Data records

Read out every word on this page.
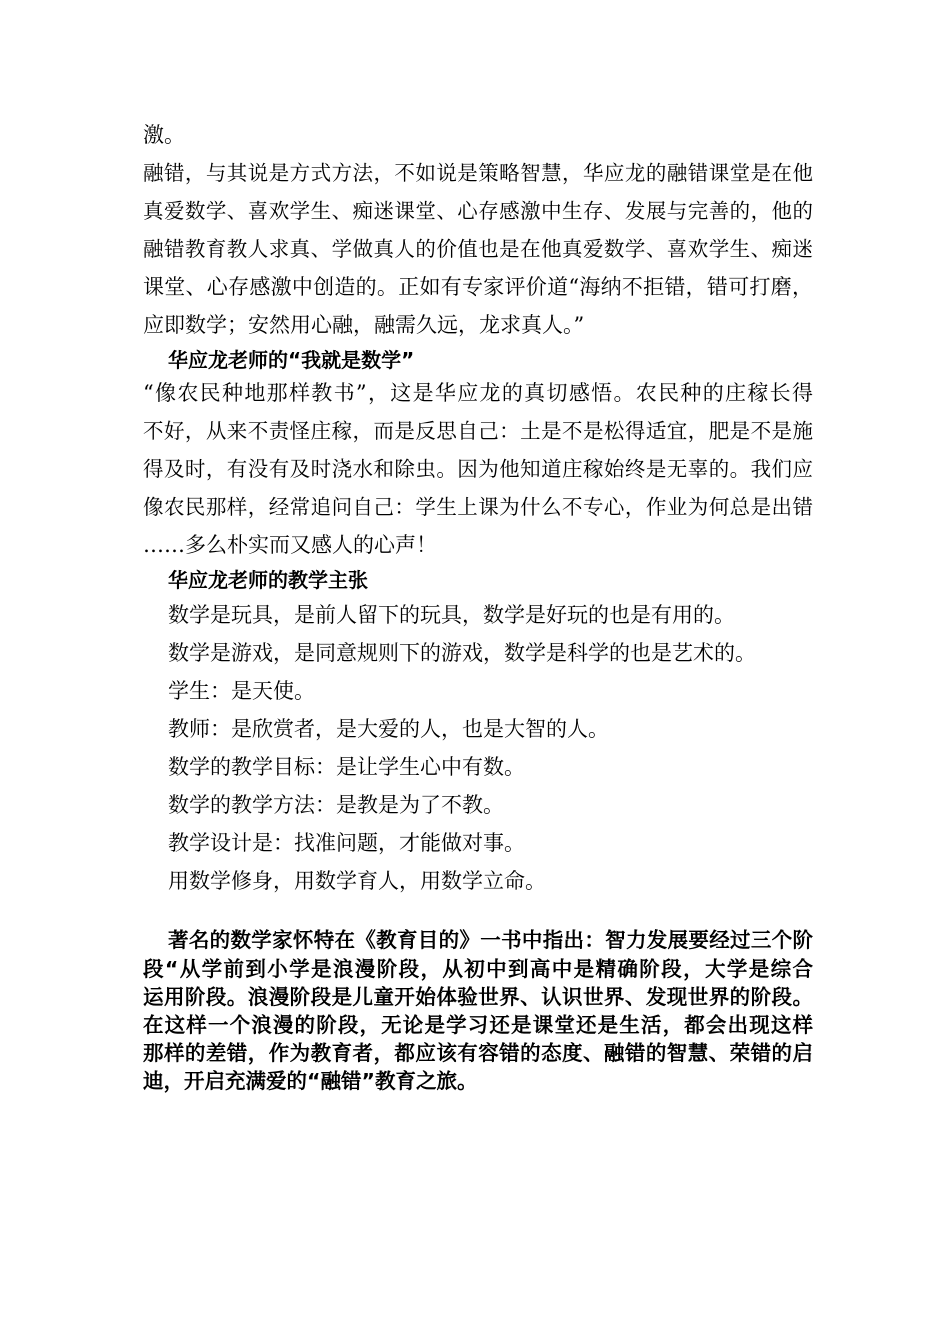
激。
融错，与其说是方式方法，不如说是策略智慧，华应龙的融错课堂是在他
真爱数学、喜欢学生、痴迷课堂、心存感激中生存、发展与完善的，他的
融错教育教人求真、学做真人的价值也是在他真爱数学、喜欢学生、痴迷
课堂、心存感激中创造的。正如有专家评价道“海纳不拒错，错可打磨，
应即数学；安然用心融，融需久远，龙求真人。”
华应龙老师的“我就是数学”
“像农民种地那样教书”，这是华应龙的真切感悟。农民种的庄稼长得
不好，从来不责怪庄稼，而是反思自己：土是不是松得适宜，肥是不是施
得及时，有没有及时浇水和除虫。因为他知道庄稼始终是无辜的。我们应
像农民那样，经常追问自己：学生上课为什么不专心，作业为何总是出错
……多么朴实而又感人的心声！
华应龙老师的教学主张
数学是玩具，是前人留下的玩具，数学是好玩的也是有用的。
数学是游戏，是同意规则下的游戏，数学是科学的也是艺术的。
学生：是天使。
教师：是欣赏者，是大爱的人，也是大智的人。
数学的教学目标：是让学生心中有数。
数学的教学方法：是教是为了不教。
教学设计是：找准问题，才能做对事。
用数学修身，用数学育人，用数学立命。
著名的数学家怀特在《教育目的》一书中指出：智力发展要经过三个阶
段“从学前到小学是浪漫阶段，从初中到高中是精确阶段，大学是综合
运用阶段。浪漫阶段是儿童开始体验世界、认识世界、发现世界的阶段。
在这样一个浪漫的阶段，无论是学习还是课堂还是生活，都会出现这样
那样的差错，作为教育者，都应该有容错的态度、融错的智慧、荣错的启
迪，开启充满爱的“融错”教育之旅。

WHAT TO DO: All records should be output exactly, with the pictures left out.

EXPECTED ANSWER:
Read out every word on this page.
激。
融错，与其说是方式方法，不如说是策略智慧，华应龙的融错课堂是在他
真爱数学、喜欢学生、痴迷课堂、心存感激中生存、发展与完善的，他的
融错教育教人求真、学做真人的价值也是在他真爱数学、喜欢学生、痴迷
课堂、心存感激中创造的。正如有专家评价道“海纳不拒错，错可打磨，
应即数学；安然用心融，融需久远，龙求真人。”
华应龙老师的“我就是数学”
“像农民种地那样教书”，这是华应龙的真切感悟。农民种的庄稼长得
不好，从来不责怪庄稼，而是反思自己：土是不是松得适宜，肥是不是施
得及时，有没有及时浇水和除虫。因为他知道庄稼始终是无辜的。我们应
像农民那样，经常追问自己：学生上课为什么不专心，作业为何总是出错
……多么朴实而又感人的心声！
华应龙老师的教学主张
数学是玩具，是前人留下的玩具，数学是好玩的也是有用的。
数学是游戏，是同意规则下的游戏，数学是科学的也是艺术的。
学生：是天使。
教师：是欣赏者，是大爱的人，也是大智的人。
数学的教学目标：是让学生心中有数。
数学的教学方法：是教是为了不教。
教学设计是：找准问题，才能做对事。
用数学修身，用数学育人，用数学立命。
著名的数学家怀特在《教育目的》一书中指出：智力发展要经过三个阶
段“从学前到小学是浪漫阶段，从初中到高中是精确阶段，大学是综合
运用阶段。浪漫阶段是儿童开始体验世界、认识世界、发现世界的阶段。
在这样一个浪漫的阶段，无论是学习还是课堂还是生活，都会出现这样
那样的差错，作为教育者，都应该有容错的态度、融错的智慧、荣错的启
迪，开启充满爱的“融错”教育之旅。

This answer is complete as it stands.